# What to produce
In the material below, identify each line bearing the word "name". Reproduce those lines.
╭─ Exercise materials
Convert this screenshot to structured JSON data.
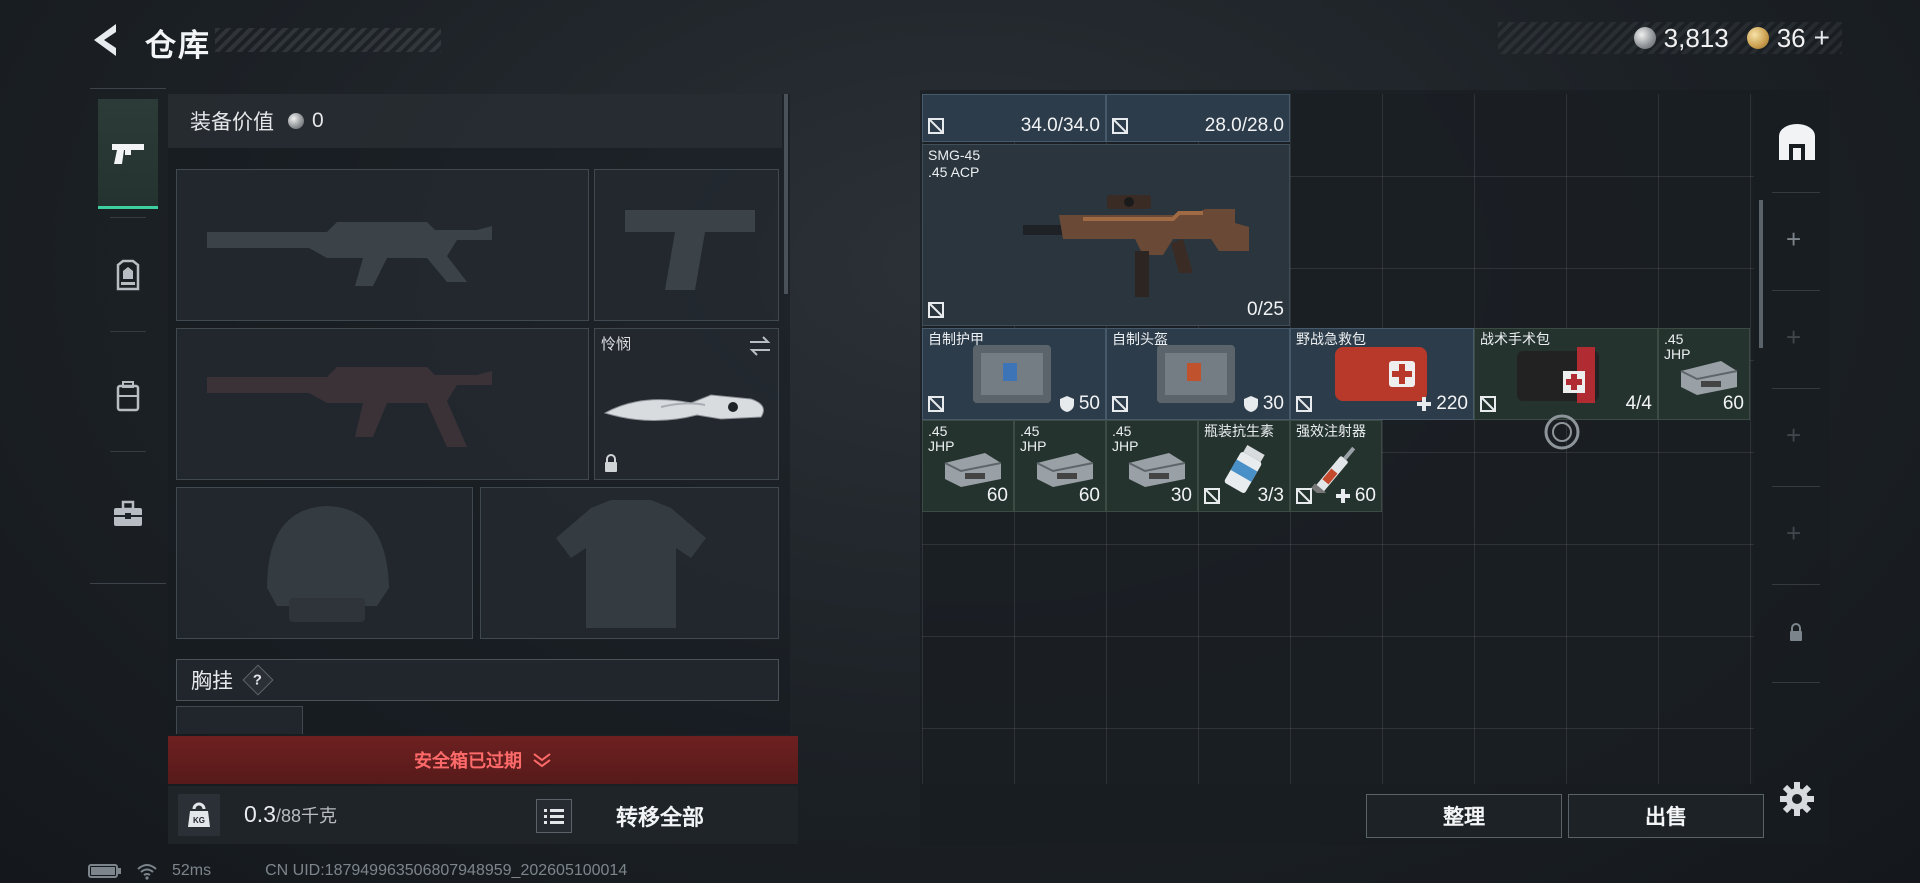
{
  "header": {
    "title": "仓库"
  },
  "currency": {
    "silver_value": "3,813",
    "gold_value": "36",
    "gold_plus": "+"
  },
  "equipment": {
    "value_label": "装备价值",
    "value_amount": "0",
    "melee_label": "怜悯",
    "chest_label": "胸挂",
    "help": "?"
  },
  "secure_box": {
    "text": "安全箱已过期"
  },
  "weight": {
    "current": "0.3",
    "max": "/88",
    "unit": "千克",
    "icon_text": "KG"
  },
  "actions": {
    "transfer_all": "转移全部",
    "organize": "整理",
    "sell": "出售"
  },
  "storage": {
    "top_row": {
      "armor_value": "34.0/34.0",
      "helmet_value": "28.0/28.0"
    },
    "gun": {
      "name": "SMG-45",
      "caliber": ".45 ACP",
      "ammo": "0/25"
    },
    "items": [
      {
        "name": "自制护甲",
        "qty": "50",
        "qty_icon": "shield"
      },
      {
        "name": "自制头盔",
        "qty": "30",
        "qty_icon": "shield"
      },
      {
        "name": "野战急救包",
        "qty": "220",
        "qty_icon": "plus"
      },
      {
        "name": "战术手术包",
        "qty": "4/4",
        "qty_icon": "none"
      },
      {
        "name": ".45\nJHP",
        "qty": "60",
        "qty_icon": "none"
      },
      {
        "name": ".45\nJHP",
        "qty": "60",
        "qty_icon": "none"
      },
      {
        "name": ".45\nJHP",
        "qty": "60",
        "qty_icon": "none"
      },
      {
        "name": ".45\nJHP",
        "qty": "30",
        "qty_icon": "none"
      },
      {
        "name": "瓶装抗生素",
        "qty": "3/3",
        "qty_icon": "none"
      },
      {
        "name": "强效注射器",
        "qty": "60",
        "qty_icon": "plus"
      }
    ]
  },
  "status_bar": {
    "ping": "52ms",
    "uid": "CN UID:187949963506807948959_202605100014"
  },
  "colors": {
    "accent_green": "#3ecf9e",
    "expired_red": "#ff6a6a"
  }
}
╰─
# Complete answer
      "name": "SMG-45",
        "name": "自制护甲",
        "name": "自制头盔",
        "name": "野战急救包",
        "name": "战术手术包",
        "name": ".45\nJHP",
        "name": ".45\nJHP",
        "name": ".45\nJHP",
        "name": ".45\nJHP",
        "name": "瓶装抗生素",
        "name": "强效注射器",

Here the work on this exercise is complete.